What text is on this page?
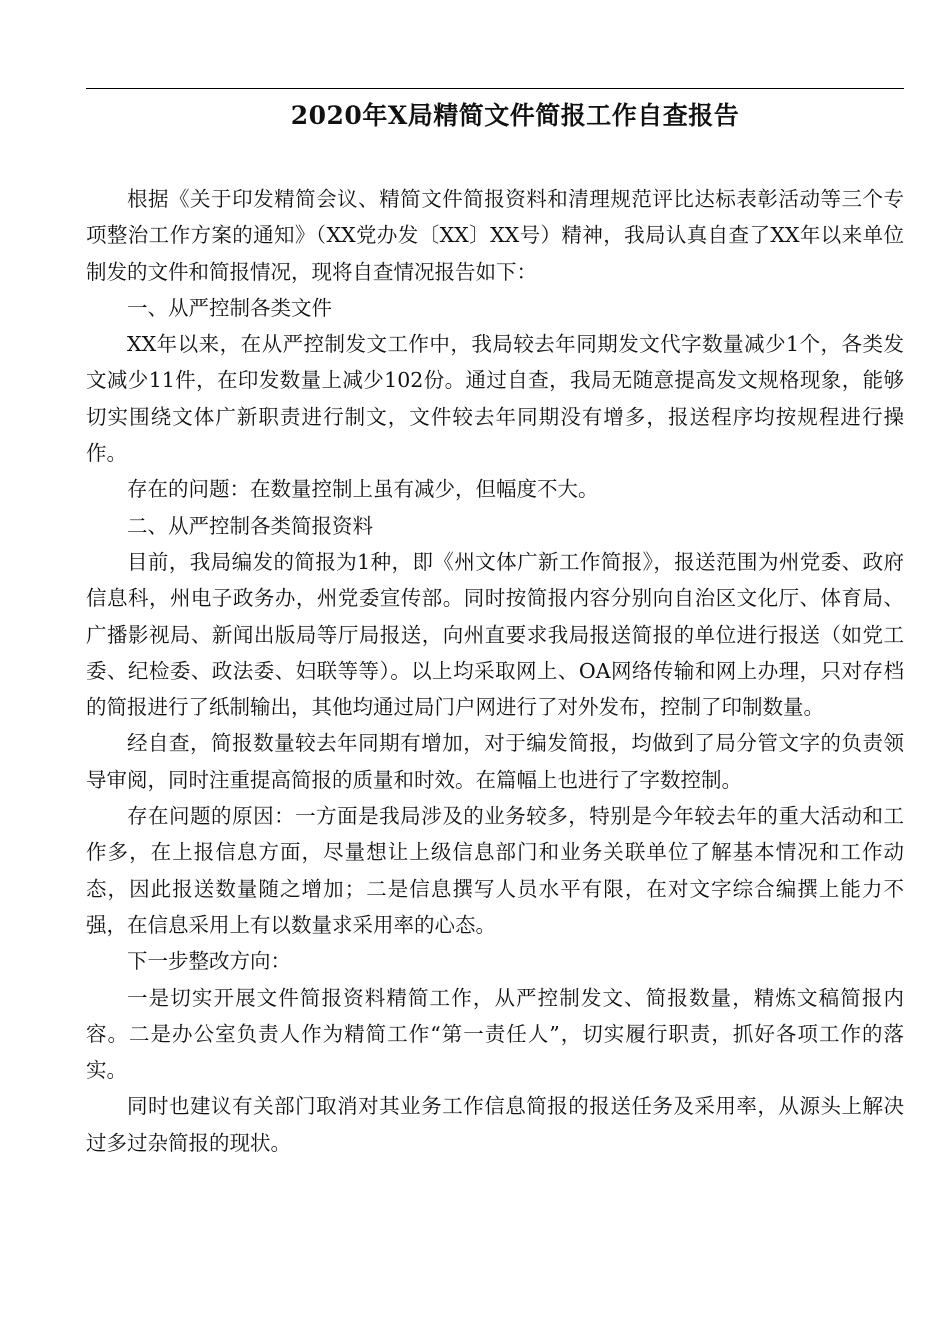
2020年X局精简文件简报工作自查报告

根据《关于印发精简会议、精简文件简报资料和清理规范评比达标表彰活动等三个专项整治工作方案的通知》（XX党办发〔XX〕XX号）精神，我局认真自查了XX年以来单位制发的文件和简报情况，现将自查情况报告如下：

一、从严控制各类文件

XX年以来，在从严控制发文工作中，我局较去年同期发文代字数量减少1个，各类发文减少11件，在印发数量上减少102份。通过自查，我局无随意提高发文规格现象，能够切实围绕文体广新职责进行制文，文件较去年同期没有增多，报送程序均按规程进行操作。

存在的问题：在数量控制上虽有减少，但幅度不大。

二、从严控制各类简报资料

目前，我局编发的简报为1种，即《州文体广新工作简报》，报送范围为州党委、政府信息科，州电子政务办，州党委宣传部。同时按简报内容分别向自治区文化厅、体育局、广播影视局、新闻出版局等厅局报送，向州直要求我局报送简报的单位进行报送（如党工委、纪检委、政法委、妇联等等）。以上均采取网上、OA网络传输和网上办理，只对存档的简报进行了纸制输出，其他均通过局门户网进行了对外发布，控制了印制数量。

经自查，简报数量较去年同期有增加，对于编发简报，均做到了局分管文字的负责领导审阅，同时注重提高简报的质量和时效。在篇幅上也进行了字数控制。

存在问题的原因：一方面是我局涉及的业务较多，特别是今年较去年的重大活动和工作多，在上报信息方面，尽量想让上级信息部门和业务关联单位了解基本情况和工作动态，因此报送数量随之增加；二是信息撰写人员水平有限，在对文字综合编撰上能力不强，在信息采用上有以数量求采用率的心态。

下一步整改方向：

一是切实开展文件简报资料精简工作，从严控制发文、简报数量，精炼文稿简报内容。二是办公室负责人作为精简工作“第一责任人”，切实履行职责，抓好各项工作的落实。

同时也建议有关部门取消对其业务工作信息简报的报送任务及采用率，从源头上解决过多过杂简报的现状。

------------------------------

Problem requirements: Repeat the lines above exactly, and keep every picture out.

Answer to the problem:
What text is on this page?
2020年X局精简文件简报工作自查报告

根据《关于印发精简会议、精简文件简报资料和清理规范评比达标表彰活动等三个专项整治工作方案的通知》（XX党办发〔XX〕XX号）精神，我局认真自查了XX年以来单位制发的文件和简报情况，现将自查情况报告如下：

一、从严控制各类文件

XX年以来，在从严控制发文工作中，我局较去年同期发文代字数量减少1个，各类发文减少11件，在印发数量上减少102份。通过自查，我局无随意提高发文规格现象，能够切实围绕文体广新职责进行制文，文件较去年同期没有增多，报送程序均按规程进行操作。

存在的问题：在数量控制上虽有减少，但幅度不大。

二、从严控制各类简报资料

目前，我局编发的简报为1种，即《州文体广新工作简报》，报送范围为州党委、政府信息科，州电子政务办，州党委宣传部。同时按简报内容分别向自治区文化厅、体育局、广播影视局、新闻出版局等厅局报送，向州直要求我局报送简报的单位进行报送（如党工委、纪检委、政法委、妇联等等）。以上均采取网上、OA网络传输和网上办理，只对存档的简报进行了纸制输出，其他均通过局门户网进行了对外发布，控制了印制数量。

经自查，简报数量较去年同期有增加，对于编发简报，均做到了局分管文字的负责领导审阅，同时注重提高简报的质量和时效。在篇幅上也进行了字数控制。

存在问题的原因：一方面是我局涉及的业务较多，特别是今年较去年的重大活动和工作多，在上报信息方面，尽量想让上级信息部门和业务关联单位了解基本情况和工作动态，因此报送数量随之增加；二是信息撰写人员水平有限，在对文字综合编撰上能力不强，在信息采用上有以数量求采用率的心态。

下一步整改方向：

一是切实开展文件简报资料精简工作，从严控制发文、简报数量，精炼文稿简报内容。二是办公室负责人作为精简工作“第一责任人”，切实履行职责，抓好各项工作的落实。

同时也建议有关部门取消对其业务工作信息简报的报送任务及采用率，从源头上解决过多过杂简报的现状。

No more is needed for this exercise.